Help Required for Choosing Programming Language

B

Bjoern Schliessmann

Stef said:
Some examples:
- Creating a treeview (like in the M$ explorer), with full edit
capabilities and full drag & drop facilities: Delphi takes about
40 lines of code (most of them even ^C ^V). - Creating a graphical
overview of relations between database tables, which can be
graphical manipulated by the user (like in M$ Access): Delphi 20
lines of code. I wonder what this costs in Python ?

My Chrysler 300C SRT8 takes someVeryLowNumber seconds to accelerate
to 100 mph. I wonder how long this takes with a BMW?
I would love to see:
- a comparison between wx and gtk

Best would be to try the introduction tutorials yourself.

Also be aware that wxWidgets and GTK are C/C++ libraries and
wxPython and wxGTK are "just" Python bindings with a few
enhancements for it.
(QT doesn't have a very inviting license ;-)

GNU GPL isn't inviting?

Regards,


Björn
 
B

Bruno Desthuilliers

Stef Mientki a écrit :
(snip)
I'm not an (educated) programmer, so I don't always use the right terms :-(
If I look at a well established program like DIA,
and see that it still can't repaint it's screen always correctly, ...

I suppose you're talking about the Diagram drawing program Dia. If so, I
don't see how it is relevant to Python GUI programming since Dia is
written in C with the GTK toolkit. The stability problems you experience
have probably more to do with the status of the Windows port of GTK
(which is originally a X toolkit).
========================================================================
**To be done**
A - Do these statements agree with the forum thread? (i) Delphi needs about 40 lines of code to create a treeview with full edit and drag-and-drop capabilities. (ii) Dia is written in Python. (iii) wxWidgets and GTK are C/C++ libraries. Answer yes or no for each, quoting the words of the thread that decide it.
B - According to the forum thread, what kind of toolkit was GTK originally?

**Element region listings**
========================================================================
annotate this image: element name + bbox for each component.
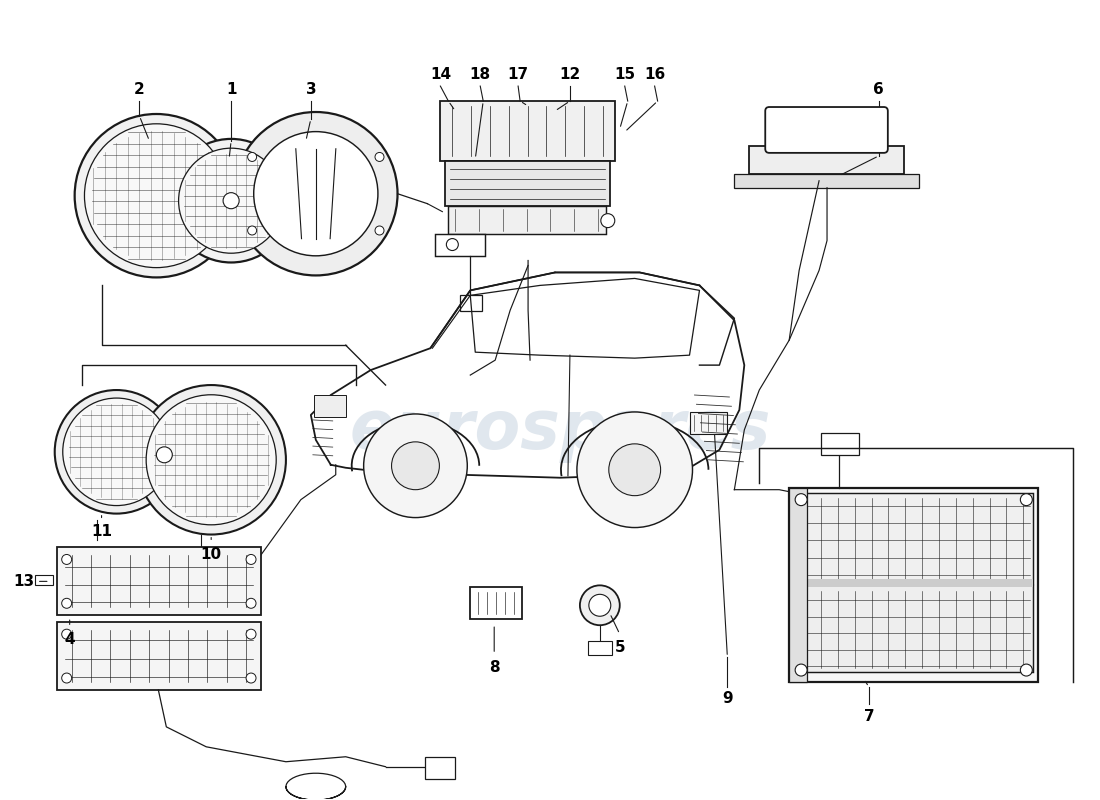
Circle shape — [62, 673, 72, 683]
FancyBboxPatch shape — [314, 395, 345, 417]
Circle shape — [62, 630, 72, 639]
Circle shape — [364, 414, 468, 518]
Circle shape — [588, 594, 610, 616]
Circle shape — [223, 193, 239, 209]
Circle shape — [580, 586, 619, 626]
Text: 16: 16 — [644, 66, 666, 82]
FancyBboxPatch shape — [789, 488, 807, 682]
FancyBboxPatch shape — [821, 433, 859, 455]
Text: 8: 8 — [488, 659, 499, 674]
FancyBboxPatch shape — [735, 174, 918, 188]
Circle shape — [392, 442, 439, 490]
Circle shape — [576, 412, 693, 527]
FancyBboxPatch shape — [766, 107, 888, 153]
Circle shape — [375, 226, 384, 235]
FancyBboxPatch shape — [794, 579, 1033, 587]
Circle shape — [246, 554, 256, 565]
Circle shape — [375, 153, 384, 162]
Text: 11: 11 — [91, 524, 112, 539]
FancyBboxPatch shape — [794, 493, 1033, 584]
Text: 3: 3 — [306, 82, 316, 97]
Circle shape — [246, 673, 256, 683]
Circle shape — [234, 112, 397, 275]
Text: 18: 18 — [470, 66, 491, 82]
Circle shape — [795, 494, 807, 506]
FancyBboxPatch shape — [436, 234, 485, 255]
FancyBboxPatch shape — [57, 622, 261, 690]
FancyBboxPatch shape — [35, 575, 53, 586]
FancyBboxPatch shape — [57, 547, 261, 615]
Circle shape — [136, 385, 286, 534]
Circle shape — [156, 447, 173, 462]
Circle shape — [795, 664, 807, 676]
FancyBboxPatch shape — [587, 641, 612, 655]
FancyBboxPatch shape — [789, 488, 1038, 682]
Circle shape — [1021, 664, 1032, 676]
Circle shape — [254, 132, 378, 256]
Circle shape — [75, 114, 238, 278]
Text: 15: 15 — [614, 66, 636, 82]
Circle shape — [246, 630, 256, 639]
Circle shape — [248, 226, 256, 235]
FancyBboxPatch shape — [690, 412, 727, 434]
Circle shape — [62, 598, 72, 608]
Circle shape — [85, 124, 229, 268]
Text: 6: 6 — [873, 82, 884, 97]
Circle shape — [447, 238, 459, 250]
Circle shape — [146, 394, 276, 525]
FancyBboxPatch shape — [426, 757, 455, 778]
FancyBboxPatch shape — [446, 161, 609, 206]
Text: 5: 5 — [615, 640, 625, 654]
Text: 10: 10 — [200, 547, 222, 562]
Circle shape — [63, 398, 170, 506]
FancyBboxPatch shape — [794, 585, 1033, 672]
Circle shape — [178, 148, 284, 254]
FancyBboxPatch shape — [449, 206, 606, 234]
Text: 7: 7 — [864, 710, 874, 724]
Text: 1: 1 — [226, 82, 236, 97]
Text: 17: 17 — [507, 66, 529, 82]
Text: 4: 4 — [65, 632, 75, 646]
FancyBboxPatch shape — [460, 295, 482, 311]
Text: eurospares: eurospares — [350, 397, 771, 463]
Text: 9: 9 — [722, 691, 733, 706]
FancyBboxPatch shape — [440, 101, 615, 161]
Circle shape — [169, 139, 293, 262]
Circle shape — [608, 444, 661, 496]
Circle shape — [246, 598, 256, 608]
Circle shape — [248, 153, 256, 162]
Text: 2: 2 — [134, 82, 145, 97]
Circle shape — [1021, 494, 1032, 506]
FancyBboxPatch shape — [471, 587, 522, 619]
Text: 14: 14 — [430, 66, 451, 82]
Circle shape — [601, 214, 615, 228]
Text: 12: 12 — [559, 66, 581, 82]
FancyBboxPatch shape — [749, 146, 904, 174]
Circle shape — [62, 554, 72, 565]
Text: 13: 13 — [13, 574, 34, 589]
Circle shape — [55, 390, 178, 514]
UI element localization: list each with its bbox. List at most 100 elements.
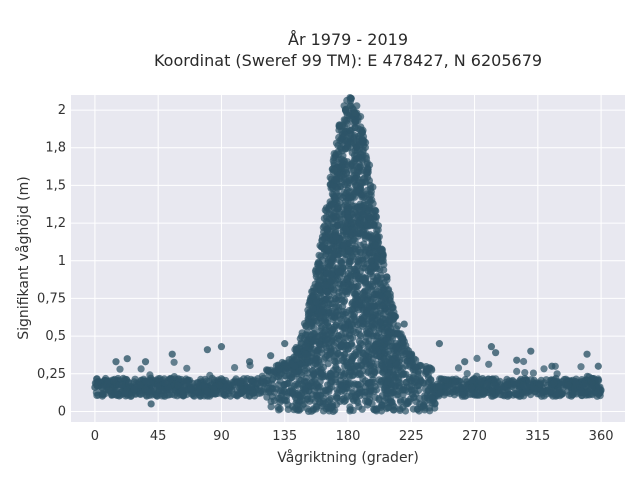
data-point — [463, 370, 471, 378]
data-point — [461, 375, 469, 384]
data-point — [320, 301, 328, 309]
data-point — [332, 150, 340, 158]
data-point — [393, 330, 401, 338]
data-point — [405, 350, 413, 358]
y-tick-label: 2 — [58, 103, 66, 118]
data-point — [311, 313, 319, 321]
data-point — [547, 387, 556, 395]
data-point — [123, 355, 131, 363]
data-point — [353, 162, 361, 170]
data-point — [359, 313, 367, 321]
data-point — [301, 387, 309, 395]
data-point — [372, 386, 381, 394]
data-point — [301, 367, 309, 375]
data-point — [400, 320, 408, 328]
data-point — [492, 349, 500, 357]
data-point — [376, 319, 384, 327]
data-point — [520, 357, 528, 366]
data-point — [266, 384, 274, 392]
data-point — [332, 232, 340, 240]
data-point — [326, 380, 334, 388]
data-point — [366, 203, 374, 211]
data-point — [383, 378, 391, 386]
data-point — [356, 200, 364, 208]
data-point — [388, 398, 396, 406]
data-point — [203, 387, 211, 395]
data-point — [355, 381, 363, 389]
data-point — [336, 315, 344, 323]
data-point — [327, 313, 335, 321]
data-point — [341, 324, 349, 332]
data-point — [239, 388, 247, 396]
data-point — [316, 272, 324, 280]
data-point — [436, 389, 444, 397]
data-point — [503, 380, 511, 388]
data-point — [91, 383, 99, 391]
data-point — [298, 380, 306, 388]
data-point — [519, 381, 527, 389]
data-point — [366, 328, 374, 336]
data-point — [182, 379, 190, 387]
data-point — [389, 373, 397, 382]
data-point — [580, 379, 588, 388]
data-point — [329, 276, 337, 284]
data-point — [396, 405, 404, 413]
data-point — [203, 377, 211, 385]
data-point — [249, 389, 257, 397]
data-point — [231, 364, 239, 372]
data-point — [105, 386, 113, 394]
data-point — [337, 371, 345, 380]
data-point — [377, 246, 385, 254]
data-point — [303, 331, 311, 339]
data-point — [362, 154, 371, 162]
chart-subtitle: Koordinat (Sweref 99 TM): E 478427, N 62… — [154, 51, 542, 70]
data-point — [577, 363, 585, 371]
data-point — [527, 347, 535, 355]
data-point — [289, 387, 297, 395]
data-point — [309, 305, 317, 313]
data-point — [330, 166, 338, 174]
data-point — [349, 253, 357, 261]
data-point — [276, 387, 284, 395]
data-point — [323, 288, 332, 296]
data-point — [302, 321, 310, 330]
x-tick-label: 180 — [336, 429, 361, 444]
data-point — [577, 388, 586, 396]
data-point — [317, 370, 325, 378]
data-point — [296, 392, 305, 400]
data-point — [148, 387, 156, 395]
data-point — [359, 264, 367, 272]
data-point — [267, 403, 275, 411]
data-point — [359, 355, 367, 363]
data-point — [352, 328, 360, 337]
data-point — [292, 347, 300, 355]
data-point — [480, 388, 488, 396]
data-point — [320, 355, 328, 363]
data-point — [537, 381, 545, 389]
data-point — [324, 403, 332, 411]
data-point — [392, 325, 400, 333]
data-point — [141, 358, 150, 366]
data-point — [341, 106, 350, 114]
data-point — [321, 387, 329, 395]
data-point — [386, 350, 394, 358]
data-point — [386, 296, 394, 304]
data-point — [193, 379, 201, 387]
data-point — [260, 379, 268, 387]
data-point — [327, 259, 335, 267]
data-point — [324, 245, 332, 253]
data-point — [567, 392, 576, 400]
data-point — [370, 221, 378, 229]
data-point — [372, 241, 380, 250]
data-point — [513, 356, 521, 364]
data-point — [332, 321, 340, 329]
data-point — [371, 369, 379, 377]
data-point — [374, 298, 382, 306]
data-point — [187, 384, 195, 392]
data-point — [337, 250, 345, 258]
data-point — [333, 303, 341, 311]
data-point — [315, 319, 323, 327]
data-point — [195, 388, 203, 397]
data-point — [317, 243, 325, 251]
data-point — [310, 287, 318, 295]
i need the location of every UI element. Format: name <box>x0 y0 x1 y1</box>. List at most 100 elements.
========================================================================
**Per-task outputs**
A -
(i) Yes: "Delphi takes about 40 lines of code"
(ii) No: "Dia is written in C with the GTK toolkit"
(iii) Yes: "wxWidgets and GTK are C/C++ libraries"

B - GTK was originally an X toolkit.